Exercise data:

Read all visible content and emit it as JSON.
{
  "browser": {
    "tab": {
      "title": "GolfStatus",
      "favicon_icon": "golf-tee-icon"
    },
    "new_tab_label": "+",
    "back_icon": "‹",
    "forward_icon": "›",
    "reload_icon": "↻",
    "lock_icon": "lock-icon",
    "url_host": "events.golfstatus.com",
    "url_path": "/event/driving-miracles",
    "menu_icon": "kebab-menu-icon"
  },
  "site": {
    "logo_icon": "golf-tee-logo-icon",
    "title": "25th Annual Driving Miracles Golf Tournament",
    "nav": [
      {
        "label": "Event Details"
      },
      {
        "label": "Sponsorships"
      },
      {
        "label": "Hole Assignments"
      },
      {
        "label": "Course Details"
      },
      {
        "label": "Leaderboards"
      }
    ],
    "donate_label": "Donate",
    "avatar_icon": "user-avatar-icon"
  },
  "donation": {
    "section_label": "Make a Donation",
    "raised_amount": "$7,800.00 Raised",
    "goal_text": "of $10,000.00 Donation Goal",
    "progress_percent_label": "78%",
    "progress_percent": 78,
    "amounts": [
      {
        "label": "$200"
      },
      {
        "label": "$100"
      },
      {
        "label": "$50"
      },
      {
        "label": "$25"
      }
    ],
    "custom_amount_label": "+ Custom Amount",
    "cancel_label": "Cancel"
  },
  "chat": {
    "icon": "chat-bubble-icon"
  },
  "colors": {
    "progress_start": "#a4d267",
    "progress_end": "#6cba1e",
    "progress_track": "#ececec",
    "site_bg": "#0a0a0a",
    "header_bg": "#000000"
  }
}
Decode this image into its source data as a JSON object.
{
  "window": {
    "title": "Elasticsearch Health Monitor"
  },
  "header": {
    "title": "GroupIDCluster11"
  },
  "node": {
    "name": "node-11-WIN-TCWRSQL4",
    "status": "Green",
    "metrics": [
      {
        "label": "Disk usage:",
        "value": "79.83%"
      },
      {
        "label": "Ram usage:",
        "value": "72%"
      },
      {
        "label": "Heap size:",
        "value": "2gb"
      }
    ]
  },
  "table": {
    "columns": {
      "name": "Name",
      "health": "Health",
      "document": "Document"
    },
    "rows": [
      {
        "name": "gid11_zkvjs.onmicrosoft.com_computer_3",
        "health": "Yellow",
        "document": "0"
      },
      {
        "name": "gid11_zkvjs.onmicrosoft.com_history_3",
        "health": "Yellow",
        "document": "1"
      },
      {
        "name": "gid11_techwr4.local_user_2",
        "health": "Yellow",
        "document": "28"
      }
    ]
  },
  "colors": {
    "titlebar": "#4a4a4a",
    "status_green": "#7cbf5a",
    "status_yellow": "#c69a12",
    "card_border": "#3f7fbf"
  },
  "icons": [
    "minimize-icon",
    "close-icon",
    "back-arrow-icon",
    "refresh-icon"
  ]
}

Goal: Give back exactly the lines from the line containing "Decode this image" to the end of the entries, and no other lines.

Written response:
Decode this image into its source data as a JSON object.
{
  "window": {
    "title": "Elasticsearch Health Monitor"
  },
  "header": {
    "title": "GroupIDCluster11"
  },
  "node": {
    "name": "node-11-WIN-TCWRSQL4",
    "status": "Green",
    "metrics": [
      {
        "label": "Disk usage:",
        "value": "79.83%"
      },
      {
        "label": "Ram usage:",
        "value": "72%"
      },
      {
        "label": "Heap size:",
        "value": "2gb"
      }
    ]
  },
  "table": {
    "columns": {
      "name": "Name",
      "health": "Health",
      "document": "Document"
    },
    "rows": [
      {
        "name": "gid11_zkvjs.onmicrosoft.com_computer_3",
        "health": "Yellow",
        "document": "0"
      },
      {
        "name": "gid11_zkvjs.onmicrosoft.com_history_3",
        "health": "Yellow",
        "document": "1"
      },
      {
        "name": "gid11_techwr4.local_user_2",
        "health": "Yellow",
        "document": "28"
      }
    ]
  },
  "colors": {
    "titlebar": "#4a4a4a",
    "status_green": "#7cbf5a",
    "status_yellow": "#c69a12",
    "card_border": "#3f7fbf"
  },
  "icons": [
    "minimize-icon",
    "close-icon",
    "back-arrow-icon",
    "refresh-icon"
  ]
}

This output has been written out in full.